─── Data for this exercise ───

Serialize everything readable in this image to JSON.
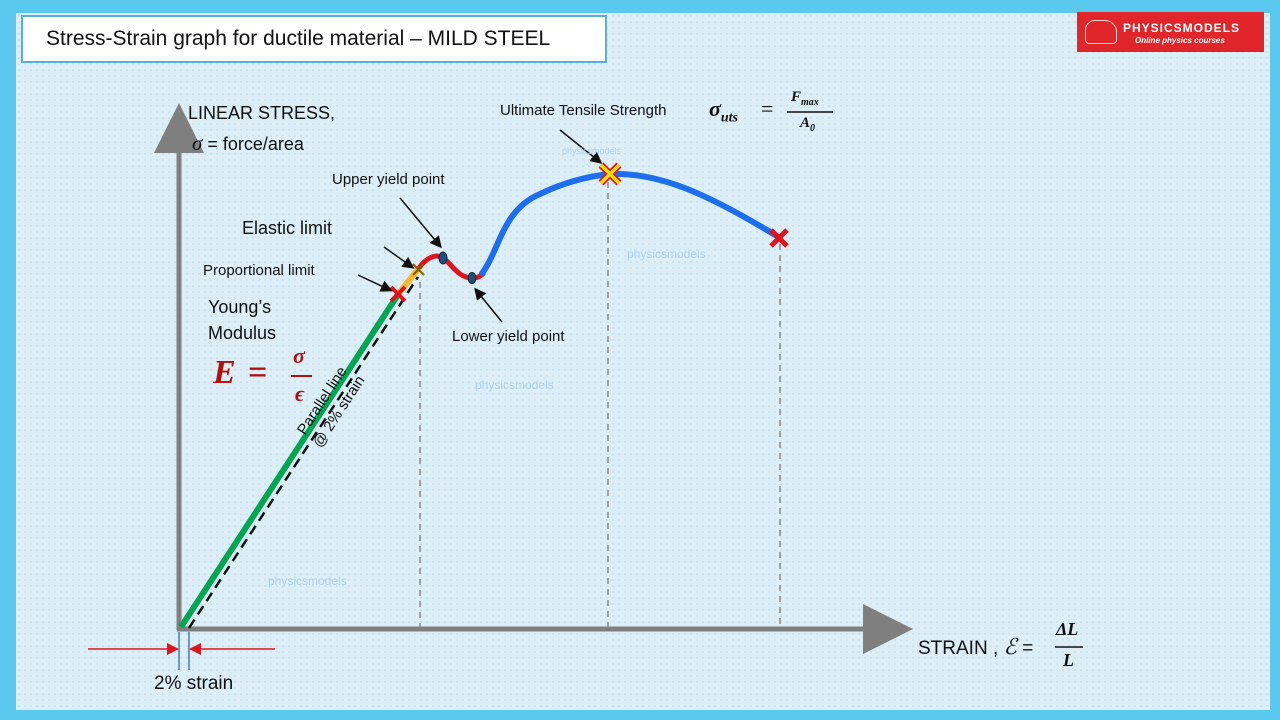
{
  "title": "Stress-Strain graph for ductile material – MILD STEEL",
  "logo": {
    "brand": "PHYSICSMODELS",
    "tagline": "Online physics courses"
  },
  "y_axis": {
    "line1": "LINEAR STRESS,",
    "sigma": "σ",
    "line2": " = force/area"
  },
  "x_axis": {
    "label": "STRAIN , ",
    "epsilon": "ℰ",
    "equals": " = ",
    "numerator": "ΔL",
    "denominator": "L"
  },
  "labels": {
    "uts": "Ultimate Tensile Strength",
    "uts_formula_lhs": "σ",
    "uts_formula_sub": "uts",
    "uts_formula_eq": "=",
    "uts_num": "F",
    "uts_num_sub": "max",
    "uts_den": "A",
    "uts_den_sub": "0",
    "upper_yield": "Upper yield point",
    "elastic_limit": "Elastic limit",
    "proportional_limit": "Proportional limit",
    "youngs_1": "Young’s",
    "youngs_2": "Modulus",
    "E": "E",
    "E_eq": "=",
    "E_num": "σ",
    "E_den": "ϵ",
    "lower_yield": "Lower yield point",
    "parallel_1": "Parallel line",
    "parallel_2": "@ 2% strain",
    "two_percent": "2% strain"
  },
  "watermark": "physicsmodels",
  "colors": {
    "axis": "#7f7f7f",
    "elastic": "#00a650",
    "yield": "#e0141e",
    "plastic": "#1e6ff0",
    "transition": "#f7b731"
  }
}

───
─── Data for this exercise ───

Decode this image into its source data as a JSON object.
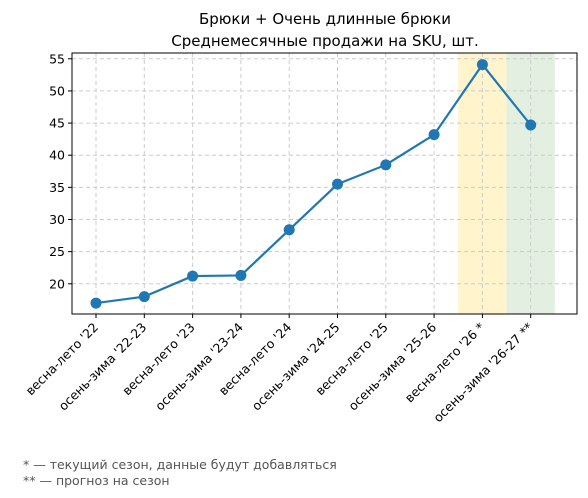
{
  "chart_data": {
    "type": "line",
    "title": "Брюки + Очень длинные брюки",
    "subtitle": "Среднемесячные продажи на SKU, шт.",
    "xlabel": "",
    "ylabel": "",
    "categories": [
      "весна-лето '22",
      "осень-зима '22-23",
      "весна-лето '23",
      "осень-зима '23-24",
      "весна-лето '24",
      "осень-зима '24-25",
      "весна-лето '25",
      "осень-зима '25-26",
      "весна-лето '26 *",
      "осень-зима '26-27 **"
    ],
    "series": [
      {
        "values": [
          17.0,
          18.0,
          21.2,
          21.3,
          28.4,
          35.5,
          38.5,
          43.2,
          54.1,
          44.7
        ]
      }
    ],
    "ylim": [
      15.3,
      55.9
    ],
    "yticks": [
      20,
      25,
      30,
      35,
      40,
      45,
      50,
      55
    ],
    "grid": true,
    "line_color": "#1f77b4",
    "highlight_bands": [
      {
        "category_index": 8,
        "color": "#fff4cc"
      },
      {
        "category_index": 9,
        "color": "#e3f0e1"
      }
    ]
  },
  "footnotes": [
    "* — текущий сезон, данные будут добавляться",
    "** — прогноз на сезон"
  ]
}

───

▶ **To do**: Give the number of lines that carry the word "весна", with nothing added.

▶ **Result of the exercise**: 5